▸ **What the task requires**: Check every line below for the word "Standard" and show those that hold it.
** START OF Records provided **
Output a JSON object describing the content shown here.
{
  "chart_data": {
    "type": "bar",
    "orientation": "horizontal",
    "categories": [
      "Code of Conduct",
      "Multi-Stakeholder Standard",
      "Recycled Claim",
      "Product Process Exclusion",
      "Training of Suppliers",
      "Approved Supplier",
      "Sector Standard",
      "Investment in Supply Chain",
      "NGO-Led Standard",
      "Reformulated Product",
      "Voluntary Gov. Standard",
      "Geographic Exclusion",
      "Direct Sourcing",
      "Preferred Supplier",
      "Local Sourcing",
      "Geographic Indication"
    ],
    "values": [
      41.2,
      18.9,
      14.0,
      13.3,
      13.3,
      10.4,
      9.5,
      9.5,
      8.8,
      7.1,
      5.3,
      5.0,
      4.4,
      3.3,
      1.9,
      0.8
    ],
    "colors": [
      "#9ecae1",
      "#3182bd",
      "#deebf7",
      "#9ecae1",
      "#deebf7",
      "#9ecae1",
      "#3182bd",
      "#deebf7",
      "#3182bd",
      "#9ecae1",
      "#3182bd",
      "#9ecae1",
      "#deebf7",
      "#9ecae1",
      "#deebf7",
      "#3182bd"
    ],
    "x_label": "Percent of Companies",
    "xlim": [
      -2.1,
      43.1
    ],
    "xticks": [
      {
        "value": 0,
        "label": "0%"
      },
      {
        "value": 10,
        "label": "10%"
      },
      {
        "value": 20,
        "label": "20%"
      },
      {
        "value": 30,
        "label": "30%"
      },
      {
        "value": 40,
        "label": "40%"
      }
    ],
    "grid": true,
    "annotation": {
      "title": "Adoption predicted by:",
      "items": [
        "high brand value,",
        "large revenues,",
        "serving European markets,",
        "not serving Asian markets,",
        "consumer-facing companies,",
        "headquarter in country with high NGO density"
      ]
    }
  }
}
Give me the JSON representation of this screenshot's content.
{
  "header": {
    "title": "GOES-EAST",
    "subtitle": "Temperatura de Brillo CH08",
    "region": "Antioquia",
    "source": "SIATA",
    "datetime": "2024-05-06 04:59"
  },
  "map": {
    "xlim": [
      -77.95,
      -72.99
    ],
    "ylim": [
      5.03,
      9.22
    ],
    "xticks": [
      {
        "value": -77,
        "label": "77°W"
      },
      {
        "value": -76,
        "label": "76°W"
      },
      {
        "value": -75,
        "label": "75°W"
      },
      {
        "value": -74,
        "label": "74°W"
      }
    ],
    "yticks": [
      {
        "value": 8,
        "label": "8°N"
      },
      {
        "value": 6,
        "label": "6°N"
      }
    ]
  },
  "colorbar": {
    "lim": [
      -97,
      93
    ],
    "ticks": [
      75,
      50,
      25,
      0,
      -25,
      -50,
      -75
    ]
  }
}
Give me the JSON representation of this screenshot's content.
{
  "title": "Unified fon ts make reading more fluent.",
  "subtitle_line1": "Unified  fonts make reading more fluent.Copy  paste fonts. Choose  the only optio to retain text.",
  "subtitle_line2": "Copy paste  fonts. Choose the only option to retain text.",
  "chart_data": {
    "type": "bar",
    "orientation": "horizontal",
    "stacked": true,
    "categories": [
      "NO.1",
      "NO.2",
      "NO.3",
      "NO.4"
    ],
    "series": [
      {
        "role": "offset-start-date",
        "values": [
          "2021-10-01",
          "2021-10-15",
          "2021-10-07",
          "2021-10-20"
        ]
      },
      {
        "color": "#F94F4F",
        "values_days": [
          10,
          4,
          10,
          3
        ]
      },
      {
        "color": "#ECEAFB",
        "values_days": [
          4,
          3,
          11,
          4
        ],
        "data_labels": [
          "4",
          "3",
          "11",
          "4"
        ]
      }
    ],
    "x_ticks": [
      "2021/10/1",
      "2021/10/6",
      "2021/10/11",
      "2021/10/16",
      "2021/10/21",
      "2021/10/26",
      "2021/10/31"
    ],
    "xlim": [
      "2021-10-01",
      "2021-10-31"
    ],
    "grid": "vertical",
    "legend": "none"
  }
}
** END OF Records provided **
▸ **Solved exercise**:
      "Multi-Stakeholder Standard",
      "Sector Standard",
      "NGO-Led Standard",
      "Voluntary Gov. Standard",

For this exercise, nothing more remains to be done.